═════ DATA ═════

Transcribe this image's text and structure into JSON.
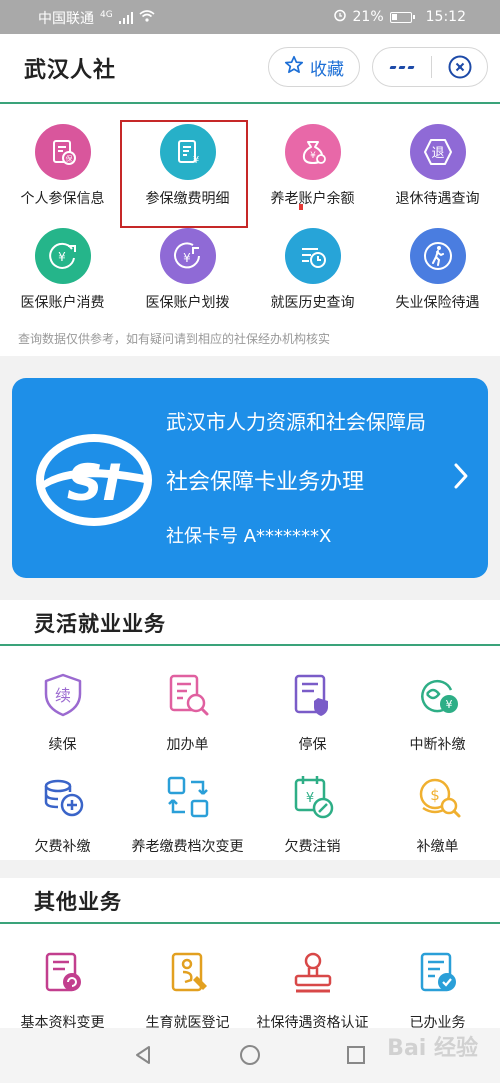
{
  "status_bar": {
    "carrier": "中国联通",
    "network": "4G",
    "battery": "21%",
    "time": "15:12"
  },
  "header": {
    "title": "武汉人社",
    "favorite_label": "收藏"
  },
  "top_services": [
    {
      "label": "个人参保信息",
      "icon": "shield-doc-icon",
      "color": "#d9569c"
    },
    {
      "label": "参保缴费明细",
      "icon": "yuan-receipt-icon",
      "color": "#27b0c8"
    },
    {
      "label": "养老账户余额",
      "icon": "money-bag-icon",
      "color": "#e868a8"
    },
    {
      "label": "退休待遇查询",
      "icon": "retire-icon",
      "color": "#8f6ad6"
    },
    {
      "label": "医保账户消费",
      "icon": "yuan-out-icon",
      "color": "#25b58a"
    },
    {
      "label": "医保账户划拨",
      "icon": "yuan-in-icon",
      "color": "#8f6ad6"
    },
    {
      "label": "就医历史查询",
      "icon": "history-icon",
      "color": "#27a4d8"
    },
    {
      "label": "失业保险待遇",
      "icon": "walker-icon",
      "color": "#4a7de0"
    }
  ],
  "note": "查询数据仅供参考，如有疑问请到相应的社保经办机构核实",
  "card": {
    "logo_text": "SI",
    "org": "武汉市人力资源和社会保障局",
    "service": "社会保障卡业务办理",
    "card_no_label": "社保卡号 A*******X"
  },
  "flex_section": {
    "title": "灵活就业业务",
    "items": [
      {
        "label": "续保",
        "icon": "renew-icon"
      },
      {
        "label": "加办单",
        "icon": "add-form-icon"
      },
      {
        "label": "停保",
        "icon": "stop-insurance-icon"
      },
      {
        "label": "中断补缴",
        "icon": "interrupt-pay-icon"
      },
      {
        "label": "欠费补缴",
        "icon": "coins-add-icon"
      },
      {
        "label": "养老缴费档次变更",
        "icon": "exchange-icon"
      },
      {
        "label": "欠费注销",
        "icon": "calendar-cancel-icon"
      },
      {
        "label": "补缴单",
        "icon": "coin-search-icon"
      }
    ]
  },
  "other_section": {
    "title": "其他业务",
    "items": [
      {
        "label": "基本资料变更",
        "icon": "profile-change-icon"
      },
      {
        "label": "生育就医登记",
        "icon": "maternity-icon"
      },
      {
        "label": "社保待遇资格认证",
        "icon": "stamp-icon"
      },
      {
        "label": "已办业务",
        "icon": "done-doc-icon"
      }
    ]
  },
  "watermark": "Bai 经验"
}
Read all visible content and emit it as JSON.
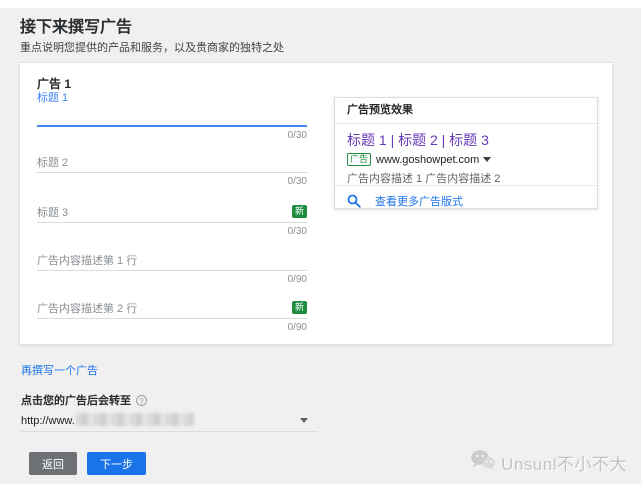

═════

[WHAT THIS TASK INVOLVES]: From the entries above, extract every line where the word "yuan" appears.

[OUTPUT]:
      "icon": "yuan-receipt-icon",
      "icon": "yuan-out-icon",
      "icon": "yuan-in-icon",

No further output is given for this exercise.